Collected data

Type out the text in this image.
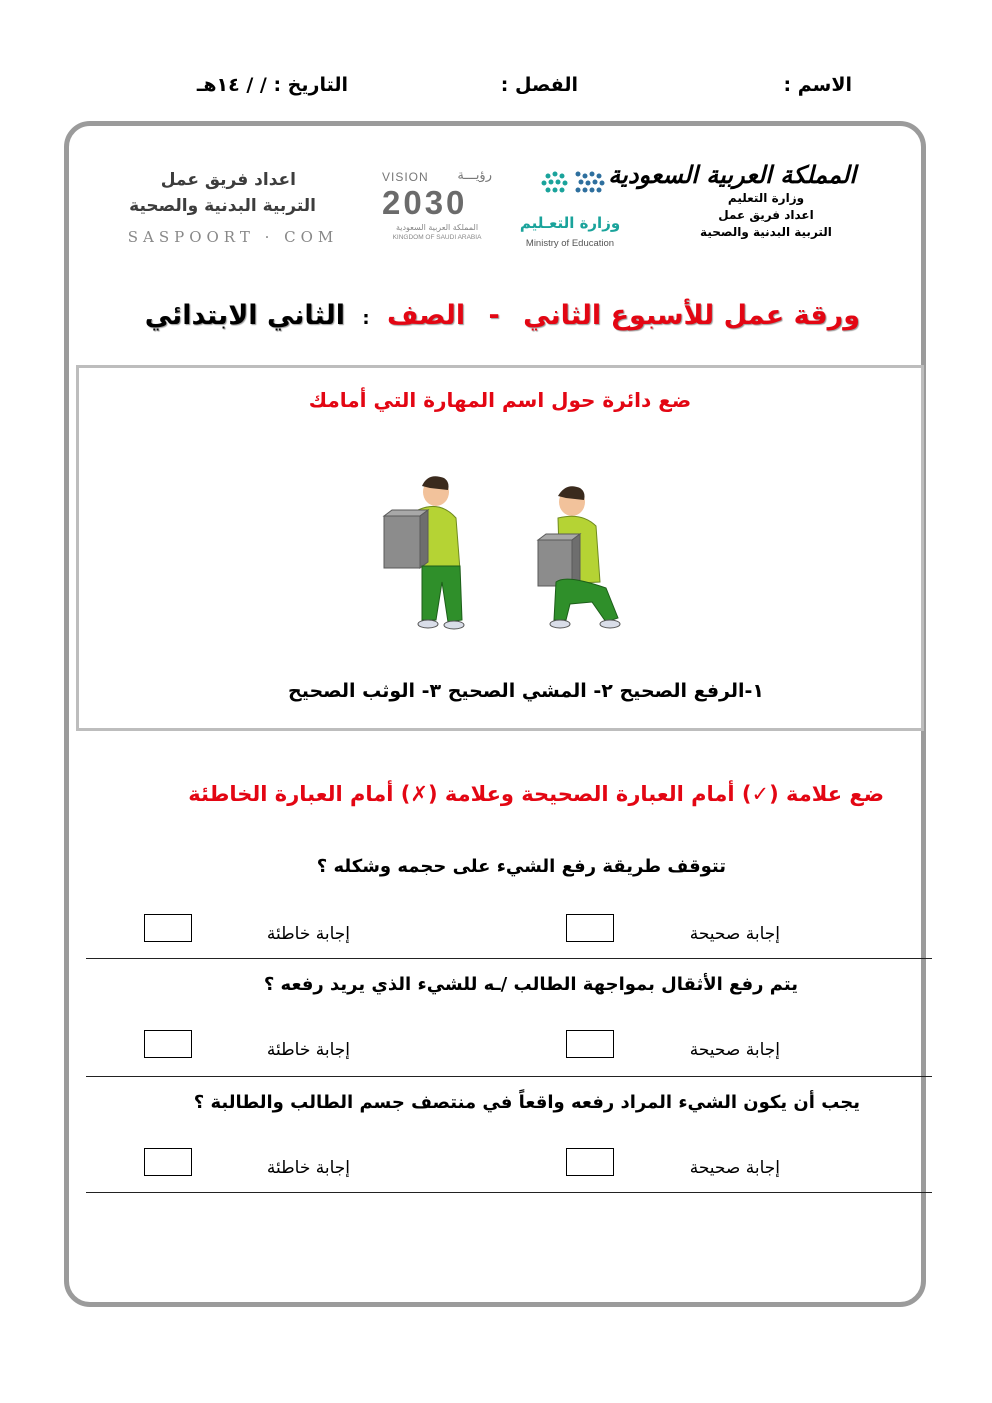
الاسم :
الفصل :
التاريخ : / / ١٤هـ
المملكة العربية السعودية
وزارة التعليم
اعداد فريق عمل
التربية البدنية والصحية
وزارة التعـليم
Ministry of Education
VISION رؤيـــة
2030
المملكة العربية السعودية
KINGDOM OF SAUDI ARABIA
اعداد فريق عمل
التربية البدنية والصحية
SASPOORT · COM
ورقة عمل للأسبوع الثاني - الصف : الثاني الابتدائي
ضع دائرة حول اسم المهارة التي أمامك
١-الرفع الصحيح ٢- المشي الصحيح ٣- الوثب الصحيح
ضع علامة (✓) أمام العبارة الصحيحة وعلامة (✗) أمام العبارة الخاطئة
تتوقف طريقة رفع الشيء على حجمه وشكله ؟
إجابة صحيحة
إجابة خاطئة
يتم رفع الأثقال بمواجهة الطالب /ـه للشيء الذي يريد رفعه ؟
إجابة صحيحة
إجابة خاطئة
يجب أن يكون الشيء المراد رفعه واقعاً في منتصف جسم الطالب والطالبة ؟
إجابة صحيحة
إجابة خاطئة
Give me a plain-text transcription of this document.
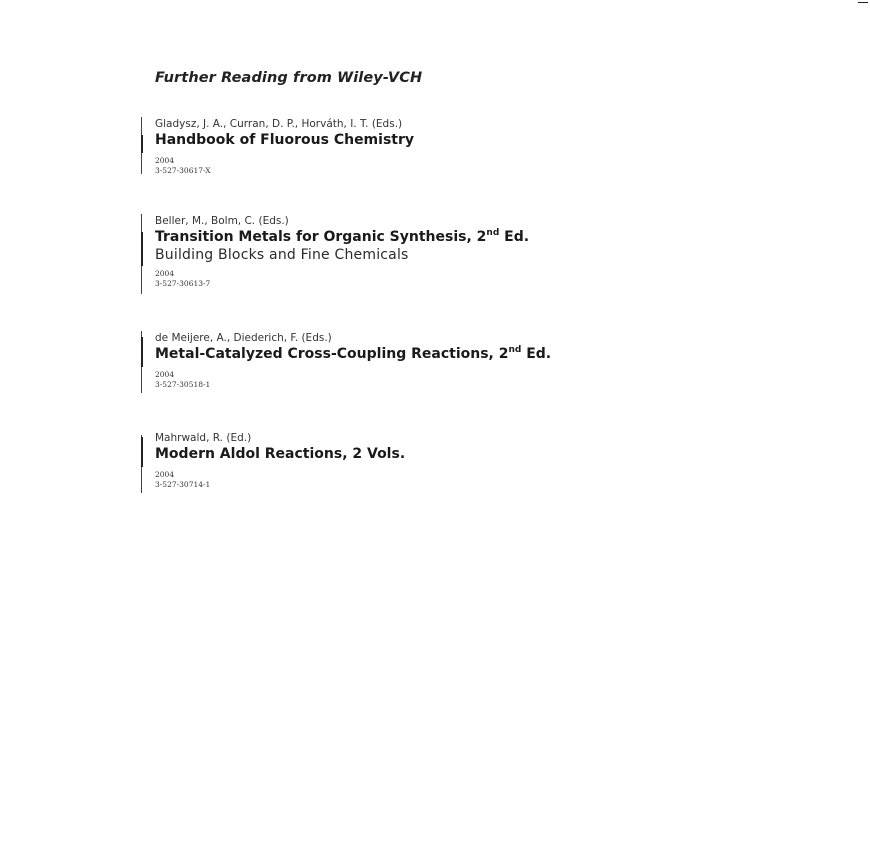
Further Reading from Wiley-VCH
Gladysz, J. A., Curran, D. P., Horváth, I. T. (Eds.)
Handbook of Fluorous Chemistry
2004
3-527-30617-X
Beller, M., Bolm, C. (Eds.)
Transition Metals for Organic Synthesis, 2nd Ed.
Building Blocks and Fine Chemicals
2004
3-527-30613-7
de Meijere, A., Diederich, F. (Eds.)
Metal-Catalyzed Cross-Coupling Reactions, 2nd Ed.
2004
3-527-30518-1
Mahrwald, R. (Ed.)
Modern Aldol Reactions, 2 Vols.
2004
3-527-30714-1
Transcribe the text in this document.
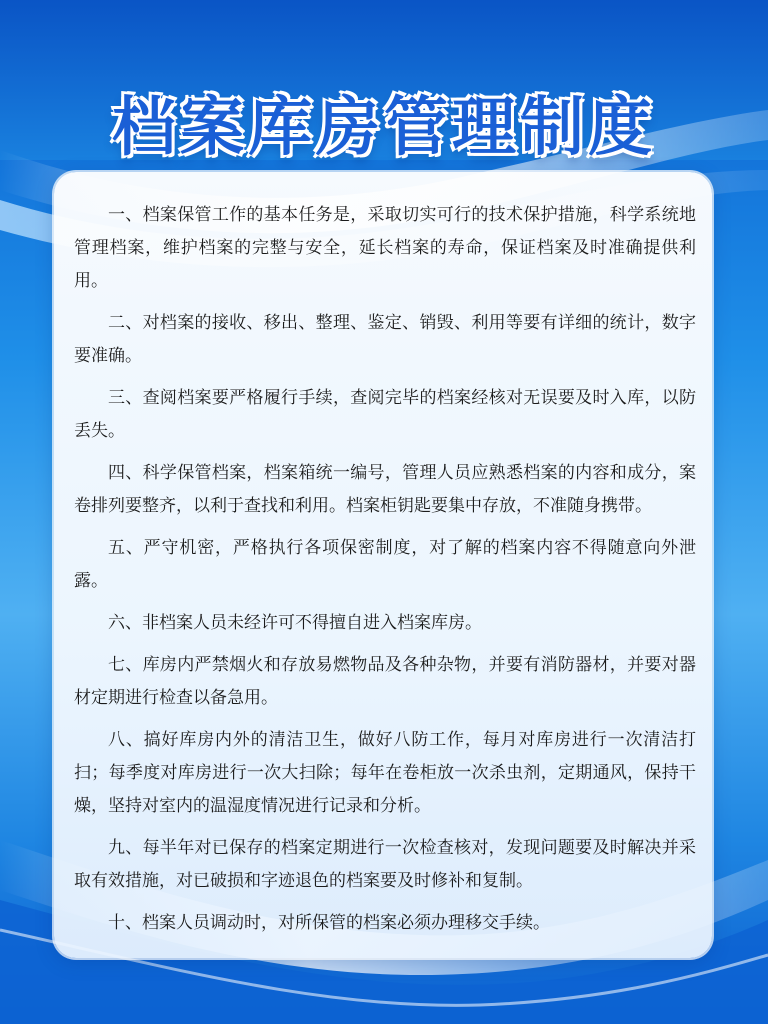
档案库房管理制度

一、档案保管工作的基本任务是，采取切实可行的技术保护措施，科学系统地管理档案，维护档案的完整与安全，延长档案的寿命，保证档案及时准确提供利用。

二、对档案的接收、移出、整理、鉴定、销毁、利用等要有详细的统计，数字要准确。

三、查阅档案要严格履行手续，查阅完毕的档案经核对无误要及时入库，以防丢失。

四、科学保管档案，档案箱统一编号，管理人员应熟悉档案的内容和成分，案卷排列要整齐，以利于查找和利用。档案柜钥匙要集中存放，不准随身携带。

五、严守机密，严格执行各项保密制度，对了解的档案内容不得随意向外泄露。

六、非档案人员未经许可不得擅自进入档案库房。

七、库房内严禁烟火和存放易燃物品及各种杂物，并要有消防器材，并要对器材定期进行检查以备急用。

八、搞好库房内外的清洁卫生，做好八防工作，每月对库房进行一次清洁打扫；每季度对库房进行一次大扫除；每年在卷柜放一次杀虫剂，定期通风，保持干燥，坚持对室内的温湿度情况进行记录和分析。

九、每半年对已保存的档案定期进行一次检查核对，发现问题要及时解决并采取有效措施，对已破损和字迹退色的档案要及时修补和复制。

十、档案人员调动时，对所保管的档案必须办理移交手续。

EXERCISE >>
Exactly those lines that run from the line holding "Transcribe the text in this document." to the end of the listing above, both included, are to be reproduced, with pictures left out.

OUTPUT >>
Transcribe the text in this document.
档案库房管理制度

一、档案保管工作的基本任务是，采取切实可行的技术保护措施，科学系统地管理档案，维护档案的完整与安全，延长档案的寿命，保证档案及时准确提供利用。

二、对档案的接收、移出、整理、鉴定、销毁、利用等要有详细的统计，数字要准确。

三、查阅档案要严格履行手续，查阅完毕的档案经核对无误要及时入库，以防丢失。

四、科学保管档案，档案箱统一编号，管理人员应熟悉档案的内容和成分，案卷排列要整齐，以利于查找和利用。档案柜钥匙要集中存放，不准随身携带。

五、严守机密，严格执行各项保密制度，对了解的档案内容不得随意向外泄露。

六、非档案人员未经许可不得擅自进入档案库房。

七、库房内严禁烟火和存放易燃物品及各种杂物，并要有消防器材，并要对器材定期进行检查以备急用。

八、搞好库房内外的清洁卫生，做好八防工作，每月对库房进行一次清洁打扫；每季度对库房进行一次大扫除；每年在卷柜放一次杀虫剂，定期通风，保持干燥，坚持对室内的温湿度情况进行记录和分析。

九、每半年对已保存的档案定期进行一次检查核对，发现问题要及时解决并采取有效措施，对已破损和字迹退色的档案要及时修补和复制。

十、档案人员调动时，对所保管的档案必须办理移交手续。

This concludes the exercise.